Content starts

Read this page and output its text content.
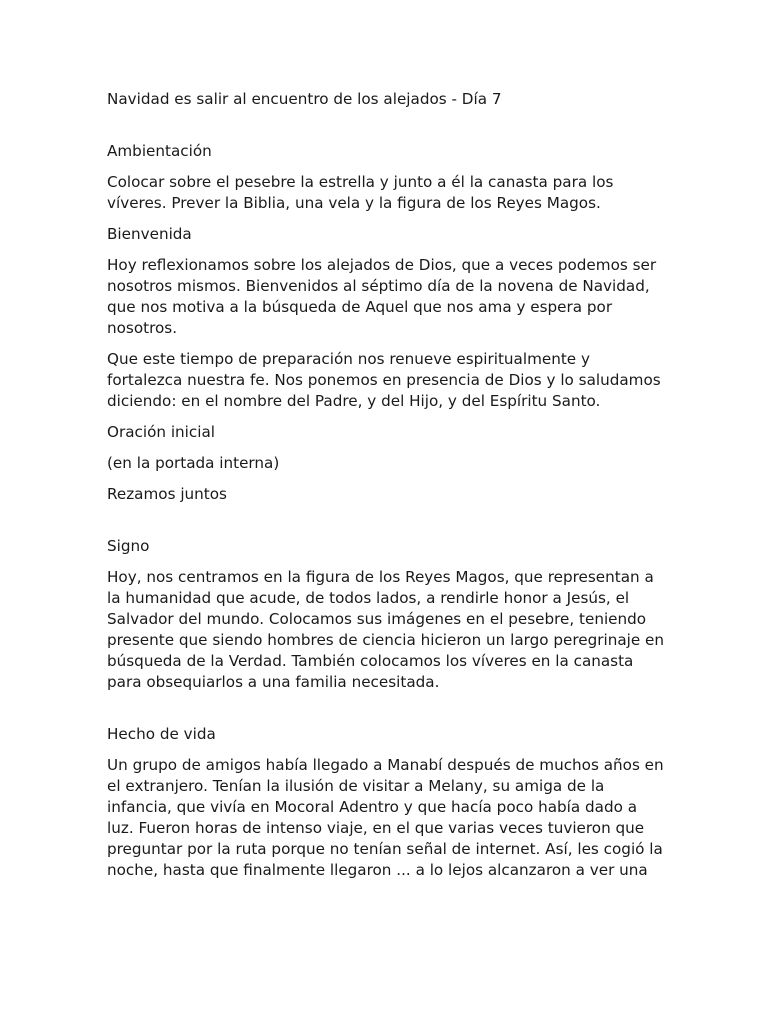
Navidad es salir al encuentro de los alejados - Día 7

Ambientación

Colocar sobre el pesebre la estrella y junto a él la canasta para los víveres. Prever la Biblia, una vela y la figura de los Reyes Magos.

Bienvenida

Hoy reflexionamos sobre los alejados de Dios, que a veces podemos ser nosotros mismos. Bienvenidos al séptimo día de la novena de Navidad, que nos motiva a la búsqueda de Aquel que nos ama y espera por nosotros.

Que este tiempo de preparación nos renueve espiritualmente y fortalezca nuestra fe. Nos ponemos en presencia de Dios y lo saludamos diciendo: en el nombre del Padre, y del Hijo, y del Espíritu Santo.

Oración inicial

(en la portada interna)

Rezamos juntos

Signo

Hoy, nos centramos en la figura de los Reyes Magos, que representan a la humanidad que acude, de todos lados, a rendirle honor a Jesús, el Salvador del mundo. Colocamos sus imágenes en el pesebre, teniendo presente que siendo hombres de ciencia hicieron un largo peregrinaje en búsqueda de la Verdad. También colocamos los víveres en la canasta para obsequiarlos a una familia necesitada.

Hecho de vida

Un grupo de amigos había llegado a Manabí después de muchos años en el extranjero. Tenían la ilusión de visitar a Melany, su amiga de la infancia, que vivía en Mocoral Adentro y que hacía poco había dado a luz. Fueron horas de intenso viaje, en el que varias veces tuvieron que preguntar por la ruta porque no tenían señal de internet. Así, les cogió la noche, hasta que finalmente llegaron ... a lo lejos alcanzaron a ver una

Content ends

> **EXERCISE**:
What you produce should repeat the data word for word while omitting all images.

> **THE ANSWER**:
Read this page and output its text content.
Navidad es salir al encuentro de los alejados - Día 7

Ambientación

Colocar sobre el pesebre la estrella y junto a él la canasta para los víveres. Prever la Biblia, una vela y la figura de los Reyes Magos.

Bienvenida

Hoy reflexionamos sobre los alejados de Dios, que a veces podemos ser nosotros mismos. Bienvenidos al séptimo día de la novena de Navidad, que nos motiva a la búsqueda de Aquel que nos ama y espera por nosotros.

Que este tiempo de preparación nos renueve espiritualmente y fortalezca nuestra fe. Nos ponemos en presencia de Dios y lo saludamos diciendo: en el nombre del Padre, y del Hijo, y del Espíritu Santo.

Oración inicial

(en la portada interna)

Rezamos juntos

Signo

Hoy, nos centramos en la figura de los Reyes Magos, que representan a la humanidad que acude, de todos lados, a rendirle honor a Jesús, el Salvador del mundo. Colocamos sus imágenes en el pesebre, teniendo presente que siendo hombres de ciencia hicieron un largo peregrinaje en búsqueda de la Verdad. También colocamos los víveres en la canasta para obsequiarlos a una familia necesitada.

Hecho de vida

Un grupo de amigos había llegado a Manabí después de muchos años en el extranjero. Tenían la ilusión de visitar a Melany, su amiga de la infancia, que vivía en Mocoral Adentro y que hacía poco había dado a luz. Fueron horas de intenso viaje, en el que varias veces tuvieron que preguntar por la ruta porque no tenían señal de internet. Así, les cogió la noche, hasta que finalmente llegaron ... a lo lejos alcanzaron a ver una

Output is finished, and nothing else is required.